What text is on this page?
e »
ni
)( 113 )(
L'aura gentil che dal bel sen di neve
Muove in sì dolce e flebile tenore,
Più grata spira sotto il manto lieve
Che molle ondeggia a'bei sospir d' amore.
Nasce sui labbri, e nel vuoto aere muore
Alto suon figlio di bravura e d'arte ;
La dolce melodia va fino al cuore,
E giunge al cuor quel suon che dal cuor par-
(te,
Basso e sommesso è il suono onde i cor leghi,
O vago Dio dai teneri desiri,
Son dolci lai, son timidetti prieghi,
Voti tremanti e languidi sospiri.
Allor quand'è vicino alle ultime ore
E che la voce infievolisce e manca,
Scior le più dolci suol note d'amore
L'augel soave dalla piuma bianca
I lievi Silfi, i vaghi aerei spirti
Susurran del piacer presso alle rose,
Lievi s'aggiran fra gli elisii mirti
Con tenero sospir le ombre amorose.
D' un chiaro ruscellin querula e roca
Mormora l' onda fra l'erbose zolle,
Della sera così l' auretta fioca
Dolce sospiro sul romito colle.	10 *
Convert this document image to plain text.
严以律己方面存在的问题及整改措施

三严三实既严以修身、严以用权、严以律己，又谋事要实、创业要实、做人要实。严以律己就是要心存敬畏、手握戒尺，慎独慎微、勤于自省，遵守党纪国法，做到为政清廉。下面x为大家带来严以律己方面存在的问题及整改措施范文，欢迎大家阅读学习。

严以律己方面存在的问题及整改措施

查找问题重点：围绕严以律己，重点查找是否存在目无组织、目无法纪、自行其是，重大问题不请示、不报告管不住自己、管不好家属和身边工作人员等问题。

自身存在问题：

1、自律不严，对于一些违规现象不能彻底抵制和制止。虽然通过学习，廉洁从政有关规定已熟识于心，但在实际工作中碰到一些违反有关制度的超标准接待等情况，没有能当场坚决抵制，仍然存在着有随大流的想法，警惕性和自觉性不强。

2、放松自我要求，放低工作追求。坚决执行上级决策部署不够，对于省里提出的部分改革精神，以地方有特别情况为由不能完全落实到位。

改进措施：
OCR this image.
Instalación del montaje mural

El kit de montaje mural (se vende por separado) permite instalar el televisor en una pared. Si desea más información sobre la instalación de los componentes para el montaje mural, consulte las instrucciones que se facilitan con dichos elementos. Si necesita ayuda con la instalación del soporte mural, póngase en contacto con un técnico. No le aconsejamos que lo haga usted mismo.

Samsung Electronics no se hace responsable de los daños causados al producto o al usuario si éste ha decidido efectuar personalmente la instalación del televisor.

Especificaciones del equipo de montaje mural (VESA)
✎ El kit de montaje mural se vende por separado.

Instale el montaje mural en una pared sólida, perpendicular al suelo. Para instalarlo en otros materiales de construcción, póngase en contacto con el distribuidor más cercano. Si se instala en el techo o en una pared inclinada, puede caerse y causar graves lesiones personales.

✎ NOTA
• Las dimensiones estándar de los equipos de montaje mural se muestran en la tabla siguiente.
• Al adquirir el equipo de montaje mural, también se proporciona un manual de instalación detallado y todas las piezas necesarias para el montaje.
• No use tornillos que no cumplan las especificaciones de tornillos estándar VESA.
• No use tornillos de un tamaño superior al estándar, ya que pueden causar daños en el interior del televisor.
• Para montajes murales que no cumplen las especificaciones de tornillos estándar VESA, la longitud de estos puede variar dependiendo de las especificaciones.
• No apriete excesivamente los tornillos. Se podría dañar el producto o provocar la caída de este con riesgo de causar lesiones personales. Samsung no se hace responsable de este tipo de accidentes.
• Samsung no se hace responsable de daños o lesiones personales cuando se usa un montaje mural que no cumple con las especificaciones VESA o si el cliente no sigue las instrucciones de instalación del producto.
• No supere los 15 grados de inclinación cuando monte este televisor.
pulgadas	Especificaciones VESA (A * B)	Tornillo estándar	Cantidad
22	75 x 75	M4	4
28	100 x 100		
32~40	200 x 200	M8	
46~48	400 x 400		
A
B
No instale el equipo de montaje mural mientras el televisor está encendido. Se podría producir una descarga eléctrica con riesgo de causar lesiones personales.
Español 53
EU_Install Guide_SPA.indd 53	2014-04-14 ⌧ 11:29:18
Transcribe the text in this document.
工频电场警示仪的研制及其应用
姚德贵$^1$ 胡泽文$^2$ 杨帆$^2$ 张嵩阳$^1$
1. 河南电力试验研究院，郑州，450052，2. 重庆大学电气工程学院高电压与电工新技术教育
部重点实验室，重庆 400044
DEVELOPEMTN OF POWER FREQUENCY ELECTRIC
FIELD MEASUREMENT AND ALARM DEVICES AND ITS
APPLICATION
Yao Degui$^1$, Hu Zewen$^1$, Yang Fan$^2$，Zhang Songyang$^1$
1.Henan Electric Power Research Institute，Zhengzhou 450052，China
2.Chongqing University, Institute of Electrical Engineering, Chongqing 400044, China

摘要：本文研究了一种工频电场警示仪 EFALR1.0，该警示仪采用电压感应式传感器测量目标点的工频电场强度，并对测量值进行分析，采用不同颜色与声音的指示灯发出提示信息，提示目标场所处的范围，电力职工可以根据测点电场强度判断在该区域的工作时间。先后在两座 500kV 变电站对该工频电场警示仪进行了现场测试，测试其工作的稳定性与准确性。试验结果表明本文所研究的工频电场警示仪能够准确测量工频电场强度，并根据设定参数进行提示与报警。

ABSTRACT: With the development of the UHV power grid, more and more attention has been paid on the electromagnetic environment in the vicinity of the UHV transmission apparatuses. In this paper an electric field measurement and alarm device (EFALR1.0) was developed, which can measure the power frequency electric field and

§ **Given instruction**:
Identify every line holding the word "Samsung" and copy it out.

§ **Solution for this exercise**:
Samsung Electronics no se hace responsable de los daños causados al producto o al usuario si éste ha decidido efectuar personalmente la instalación del televisor.
• No apriete excesivamente los tornillos. Se podría dañar el producto o provocar la caída de este con riesgo de causar lesiones personales. Samsung no se hace responsable de este tipo de accidentes.
• Samsung no se hace responsable de daños o lesiones personales cuando se usa un montaje mural que no cumple con las especificaciones VESA o si el cliente no sigue las instrucciones de instalación del producto.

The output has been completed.